** WRITTEN EXERCISE **
Every record below should be transcribed exactly. Omit the images.

═════ DATASET RECORDS

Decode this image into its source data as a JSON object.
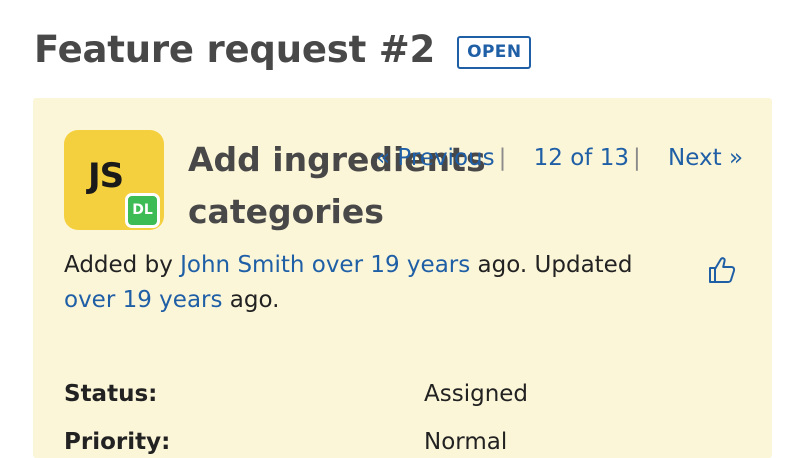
{
  "header": {
    "title": "Feature request #2",
    "status_badge": "OPEN"
  },
  "issue": {
    "avatar": {
      "logo_text": "JS",
      "badge_text": "DL",
      "colors": {
        "logo_bg": "#f5d03e",
        "badge_bg": "#3dbb55"
      }
    },
    "subject": "Add ingredients categories",
    "pager": {
      "previous_label": "« Previous",
      "separator": "|",
      "position_label": "12 of 13",
      "next_label": "Next »"
    },
    "author": {
      "prefix": "Added by ",
      "author_name": "John Smith",
      "space": " ",
      "created_ago": "over 19 years",
      "middle": " ago. Updated ",
      "updated_ago": "over 19 years",
      "suffix": " ago."
    },
    "like_icon": "thumbs-up-icon",
    "attributes": [
      {
        "label": "Status:",
        "value": "Assigned"
      },
      {
        "label": "Priority:",
        "value": "Normal"
      }
    ]
  },
  "colors": {
    "link": "#1f5fa6",
    "panel_bg": "#fcf6d9",
    "title": "#484848"
  }
}
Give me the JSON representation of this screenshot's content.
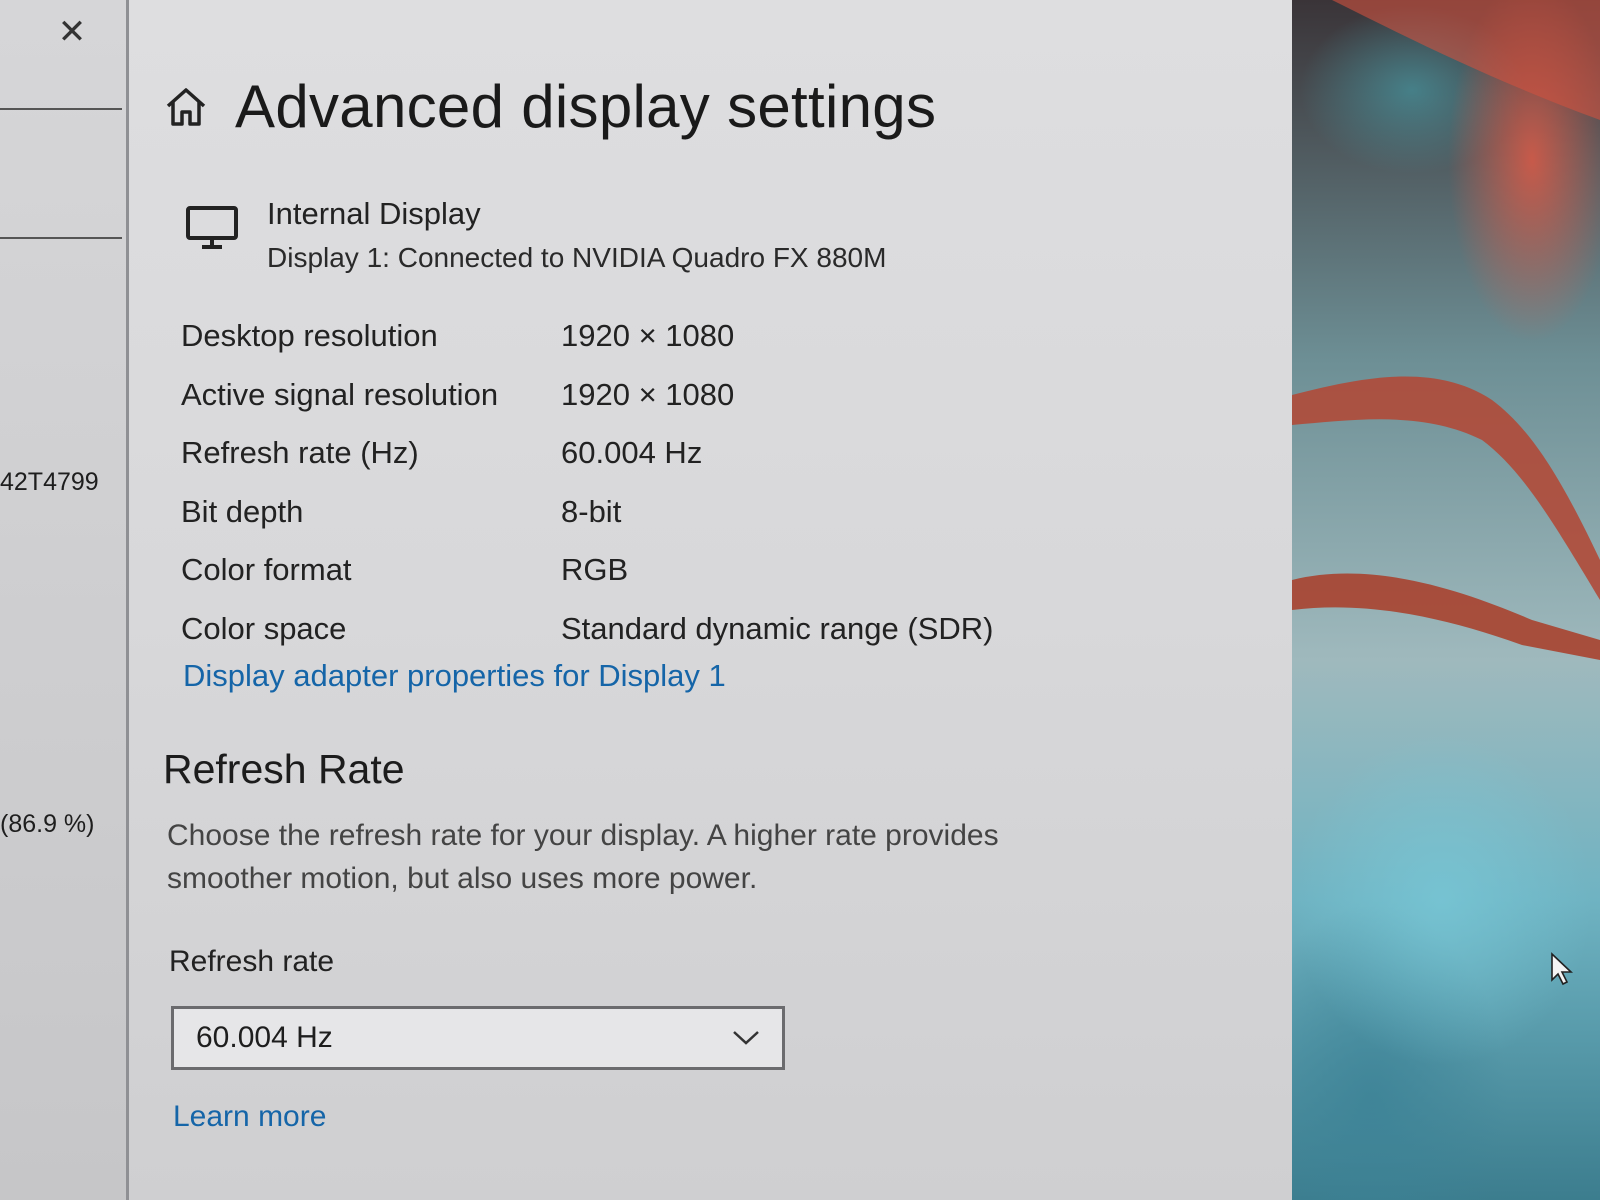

══════════

** SOLUTION FOR THIS TASK **
Decode this image into its source data as a JSON object.
{
  "header": {
    "title": "Feature request #2",
    "status_badge": "OPEN"
  },
  "issue": {
    "avatar": {
      "logo_text": "JS",
      "badge_text": "DL",
      "colors": {
        "logo_bg": "#f5d03e",
        "badge_bg": "#3dbb55"
      }
    },
    "subject": "Add ingredients categories",
    "pager": {
      "previous_label": "« Previous",
      "separator": "|",
      "position_label": "12 of 13",
      "next_label": "Next »"
    },
    "author": {
      "prefix": "Added by ",
      "author_name": "John Smith",
      "space": " ",
      "created_ago": "over 19 years",
      "middle": " ago. Updated ",
      "updated_ago": "over 19 years",
      "suffix": " ago."
    },
    "like_icon": "thumbs-up-icon",
    "attributes": [
      {
        "label": "Status:",
        "value": "Assigned"
      },
      {
        "label": "Priority:",
        "value": "Normal"
      }
    ]
  },
  "colors": {
    "link": "#1f5fa6",
    "panel_bg": "#fcf6d9",
    "title": "#484848"
  }
}
Give me the JSON representation of this screenshot's content.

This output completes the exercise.